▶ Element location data
■ ■ ■ ■

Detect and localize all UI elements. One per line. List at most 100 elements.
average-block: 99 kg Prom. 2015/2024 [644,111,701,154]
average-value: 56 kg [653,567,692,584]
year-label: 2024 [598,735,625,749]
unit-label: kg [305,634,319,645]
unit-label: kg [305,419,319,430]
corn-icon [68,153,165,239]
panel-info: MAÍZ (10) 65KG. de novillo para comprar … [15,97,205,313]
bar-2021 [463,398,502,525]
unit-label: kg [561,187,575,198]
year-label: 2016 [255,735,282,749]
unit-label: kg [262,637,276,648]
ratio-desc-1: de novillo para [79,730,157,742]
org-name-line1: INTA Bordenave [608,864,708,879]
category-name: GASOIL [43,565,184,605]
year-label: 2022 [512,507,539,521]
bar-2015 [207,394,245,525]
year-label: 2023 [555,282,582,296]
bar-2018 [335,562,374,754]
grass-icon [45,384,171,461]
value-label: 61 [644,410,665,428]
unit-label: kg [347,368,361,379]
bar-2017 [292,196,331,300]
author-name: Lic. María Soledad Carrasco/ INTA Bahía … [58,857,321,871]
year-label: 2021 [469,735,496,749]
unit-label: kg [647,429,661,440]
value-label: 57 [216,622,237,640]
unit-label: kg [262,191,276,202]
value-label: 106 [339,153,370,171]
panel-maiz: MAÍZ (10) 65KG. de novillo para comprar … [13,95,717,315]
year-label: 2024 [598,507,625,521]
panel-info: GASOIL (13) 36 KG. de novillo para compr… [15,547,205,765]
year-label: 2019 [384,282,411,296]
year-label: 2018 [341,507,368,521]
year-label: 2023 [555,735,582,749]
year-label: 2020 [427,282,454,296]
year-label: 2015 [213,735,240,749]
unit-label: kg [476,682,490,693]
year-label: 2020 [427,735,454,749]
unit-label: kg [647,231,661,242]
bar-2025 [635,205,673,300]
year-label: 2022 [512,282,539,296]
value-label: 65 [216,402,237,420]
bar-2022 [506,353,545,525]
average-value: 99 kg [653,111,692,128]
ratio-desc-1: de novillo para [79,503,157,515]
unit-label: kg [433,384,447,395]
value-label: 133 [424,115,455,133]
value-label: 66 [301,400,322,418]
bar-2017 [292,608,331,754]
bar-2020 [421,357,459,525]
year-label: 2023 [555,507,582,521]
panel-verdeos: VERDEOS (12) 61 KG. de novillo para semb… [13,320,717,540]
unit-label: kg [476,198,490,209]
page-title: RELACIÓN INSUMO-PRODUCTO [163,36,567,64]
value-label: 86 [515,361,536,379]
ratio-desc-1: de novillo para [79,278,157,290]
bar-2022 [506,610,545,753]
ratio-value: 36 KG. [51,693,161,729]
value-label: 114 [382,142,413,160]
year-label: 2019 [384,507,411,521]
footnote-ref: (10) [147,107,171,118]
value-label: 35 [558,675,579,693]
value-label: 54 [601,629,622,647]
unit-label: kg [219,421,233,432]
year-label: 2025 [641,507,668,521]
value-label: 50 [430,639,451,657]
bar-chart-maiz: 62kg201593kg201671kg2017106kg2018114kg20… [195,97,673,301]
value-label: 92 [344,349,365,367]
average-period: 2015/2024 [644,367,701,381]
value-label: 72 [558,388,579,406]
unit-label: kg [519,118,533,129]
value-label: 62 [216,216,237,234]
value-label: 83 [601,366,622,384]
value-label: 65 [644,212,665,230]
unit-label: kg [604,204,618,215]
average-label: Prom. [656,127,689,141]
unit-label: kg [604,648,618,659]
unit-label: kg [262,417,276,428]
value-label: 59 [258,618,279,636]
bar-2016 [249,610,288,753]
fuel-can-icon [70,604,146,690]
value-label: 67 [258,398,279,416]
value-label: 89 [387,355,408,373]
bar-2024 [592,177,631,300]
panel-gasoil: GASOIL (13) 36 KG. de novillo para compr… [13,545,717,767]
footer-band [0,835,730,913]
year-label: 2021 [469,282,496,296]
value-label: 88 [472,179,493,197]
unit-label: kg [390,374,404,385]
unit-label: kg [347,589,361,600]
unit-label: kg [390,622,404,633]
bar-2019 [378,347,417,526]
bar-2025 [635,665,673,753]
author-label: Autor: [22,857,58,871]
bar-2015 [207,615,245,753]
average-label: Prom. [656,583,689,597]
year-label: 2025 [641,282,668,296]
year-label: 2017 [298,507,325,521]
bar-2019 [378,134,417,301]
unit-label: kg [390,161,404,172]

■ ■ ■ ■

▶ GIVEN INSTRUCTION
Lay out the data as a numbered list, beginning with its first line and ending with the line that contains "category-name: GASOIL [43,565,184,605]", both included, and skip any blank lines.

▶ RESPONSE TO THE TASK
1. Detect and localize all UI elements. One per line. List at most 100 elements.
2. average-block: 99 kg Prom. 2015/2024 [644,111,701,154]
3. average-value: 56 kg [653,567,692,584]
4. year-label: 2024 [598,735,625,749]
5. unit-label: kg [305,634,319,645]
6. unit-label: kg [305,419,319,430]
7. corn-icon [68,153,165,239]
8. panel-info: MAÍZ (10) 65KG. de novillo para comprar … [15,97,205,313]
9. bar-2021 [463,398,502,525]
10. unit-label: kg [561,187,575,198]
11. year-label: 2016 [255,735,282,749]
12. unit-label: kg [262,637,276,648]
13. ratio-desc-1: de novillo para [79,730,157,742]
14. org-name-line1: INTA Bordenave [608,864,708,879]
15. category-name: GASOIL [43,565,184,605]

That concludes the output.